Locate the line containing "Convert this document image to plain text.", then please write out that line and all the lines below it in the entries exactly.

-=-=-

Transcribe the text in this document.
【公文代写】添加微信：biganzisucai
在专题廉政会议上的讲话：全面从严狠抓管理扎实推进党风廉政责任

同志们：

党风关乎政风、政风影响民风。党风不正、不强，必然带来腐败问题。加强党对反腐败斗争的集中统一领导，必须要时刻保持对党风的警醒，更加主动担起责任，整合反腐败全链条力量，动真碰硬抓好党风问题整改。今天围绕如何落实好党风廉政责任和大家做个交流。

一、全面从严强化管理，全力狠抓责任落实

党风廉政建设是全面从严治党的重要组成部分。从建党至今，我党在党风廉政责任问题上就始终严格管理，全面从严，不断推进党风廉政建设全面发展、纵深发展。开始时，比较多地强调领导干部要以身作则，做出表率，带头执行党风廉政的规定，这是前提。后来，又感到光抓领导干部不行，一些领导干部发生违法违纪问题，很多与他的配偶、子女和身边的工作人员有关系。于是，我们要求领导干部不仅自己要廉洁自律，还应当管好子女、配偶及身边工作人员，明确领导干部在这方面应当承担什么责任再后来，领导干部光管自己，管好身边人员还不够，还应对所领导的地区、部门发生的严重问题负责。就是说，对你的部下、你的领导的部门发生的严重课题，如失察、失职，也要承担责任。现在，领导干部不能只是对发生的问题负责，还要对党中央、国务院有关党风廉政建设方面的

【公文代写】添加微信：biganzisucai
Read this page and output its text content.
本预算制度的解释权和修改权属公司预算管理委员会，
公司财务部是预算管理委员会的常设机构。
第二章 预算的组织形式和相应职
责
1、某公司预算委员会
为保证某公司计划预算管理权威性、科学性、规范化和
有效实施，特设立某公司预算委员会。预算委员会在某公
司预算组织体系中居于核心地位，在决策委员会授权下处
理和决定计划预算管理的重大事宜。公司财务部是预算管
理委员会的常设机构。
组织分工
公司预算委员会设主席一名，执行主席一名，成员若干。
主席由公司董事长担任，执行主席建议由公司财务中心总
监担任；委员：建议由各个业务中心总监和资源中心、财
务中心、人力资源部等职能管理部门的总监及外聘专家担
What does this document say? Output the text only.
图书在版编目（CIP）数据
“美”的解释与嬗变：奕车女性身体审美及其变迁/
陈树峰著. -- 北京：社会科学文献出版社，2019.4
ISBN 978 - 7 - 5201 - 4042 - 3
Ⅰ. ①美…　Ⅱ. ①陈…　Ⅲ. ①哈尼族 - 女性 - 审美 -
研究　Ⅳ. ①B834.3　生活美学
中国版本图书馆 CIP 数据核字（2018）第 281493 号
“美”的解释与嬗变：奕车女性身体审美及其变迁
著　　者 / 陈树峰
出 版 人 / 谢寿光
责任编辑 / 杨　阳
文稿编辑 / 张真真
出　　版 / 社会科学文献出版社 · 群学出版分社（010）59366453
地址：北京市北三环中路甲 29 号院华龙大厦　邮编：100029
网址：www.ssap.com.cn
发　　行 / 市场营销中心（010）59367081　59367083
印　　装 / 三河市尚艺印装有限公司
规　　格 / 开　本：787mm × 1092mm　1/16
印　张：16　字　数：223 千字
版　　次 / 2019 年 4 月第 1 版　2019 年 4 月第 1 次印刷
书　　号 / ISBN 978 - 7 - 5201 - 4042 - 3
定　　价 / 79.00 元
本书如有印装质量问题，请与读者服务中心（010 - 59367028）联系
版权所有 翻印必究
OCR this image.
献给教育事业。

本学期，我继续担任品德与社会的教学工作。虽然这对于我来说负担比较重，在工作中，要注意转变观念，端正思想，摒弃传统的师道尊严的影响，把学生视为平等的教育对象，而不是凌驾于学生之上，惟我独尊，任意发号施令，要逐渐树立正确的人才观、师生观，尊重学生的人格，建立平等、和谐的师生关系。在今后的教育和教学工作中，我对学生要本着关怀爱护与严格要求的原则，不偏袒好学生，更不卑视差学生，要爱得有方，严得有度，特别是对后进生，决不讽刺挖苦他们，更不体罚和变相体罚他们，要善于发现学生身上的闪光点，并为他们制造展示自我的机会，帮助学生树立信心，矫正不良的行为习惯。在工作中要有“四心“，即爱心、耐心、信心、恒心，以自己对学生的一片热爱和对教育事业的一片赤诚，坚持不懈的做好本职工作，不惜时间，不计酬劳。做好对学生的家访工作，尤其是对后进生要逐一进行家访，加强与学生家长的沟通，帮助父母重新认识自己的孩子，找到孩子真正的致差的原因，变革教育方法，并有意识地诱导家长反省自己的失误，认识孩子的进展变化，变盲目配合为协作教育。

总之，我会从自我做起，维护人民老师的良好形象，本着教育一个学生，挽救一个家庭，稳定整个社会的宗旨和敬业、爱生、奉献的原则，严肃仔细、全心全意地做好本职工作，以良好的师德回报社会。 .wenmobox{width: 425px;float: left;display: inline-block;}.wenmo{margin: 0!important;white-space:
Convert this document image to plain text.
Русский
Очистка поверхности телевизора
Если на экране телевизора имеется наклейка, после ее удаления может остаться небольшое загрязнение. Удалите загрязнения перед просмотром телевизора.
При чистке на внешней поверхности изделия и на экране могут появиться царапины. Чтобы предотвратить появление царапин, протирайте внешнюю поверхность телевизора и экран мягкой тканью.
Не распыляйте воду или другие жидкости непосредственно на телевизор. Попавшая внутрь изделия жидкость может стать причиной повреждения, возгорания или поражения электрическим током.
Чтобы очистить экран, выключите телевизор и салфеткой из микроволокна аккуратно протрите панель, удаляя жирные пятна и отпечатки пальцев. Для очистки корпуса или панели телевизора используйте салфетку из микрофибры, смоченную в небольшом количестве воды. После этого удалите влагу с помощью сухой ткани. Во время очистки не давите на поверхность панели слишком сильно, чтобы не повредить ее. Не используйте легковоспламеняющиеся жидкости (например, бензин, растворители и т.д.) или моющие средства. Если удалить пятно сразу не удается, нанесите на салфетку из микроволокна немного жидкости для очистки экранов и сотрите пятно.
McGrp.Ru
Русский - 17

-=-=-

■ **RESPONSE TO THIS EXERCISE**:
Convert this document image to plain text.
Русский
Очистка поверхности телевизора
Если на экране телевизора имеется наклейка, после ее удаления может остаться небольшое загрязнение. Удалите загрязнения перед просмотром телевизора.
При чистке на внешней поверхности изделия и на экране могут появиться царапины. Чтобы предотвратить появление царапин, протирайте внешнюю поверхность телевизора и экран мягкой тканью.
Не распыляйте воду или другие жидкости непосредственно на телевизор. Попавшая внутрь изделия жидкость может стать причиной повреждения, возгорания или поражения электрическим током.
Чтобы очистить экран, выключите телевизор и салфеткой из микроволокна аккуратно протрите панель, удаляя жирные пятна и отпечатки пальцев. Для очистки корпуса или панели телевизора используйте салфетку из микрофибры, смоченную в небольшом количестве воды. После этого удалите влагу с помощью сухой ткани. Во время очистки не давите на поверхность панели слишком сильно, чтобы не повредить ее. Не используйте легковоспламеняющиеся жидкости (например, бензин, растворители и т.д.) или моющие средства. Если удалить пятно сразу не удается, нанесите на салфетку из микроволокна немного жидкости для очистки экранов и сотрите пятно.
McGrp.Ru
Русский - 17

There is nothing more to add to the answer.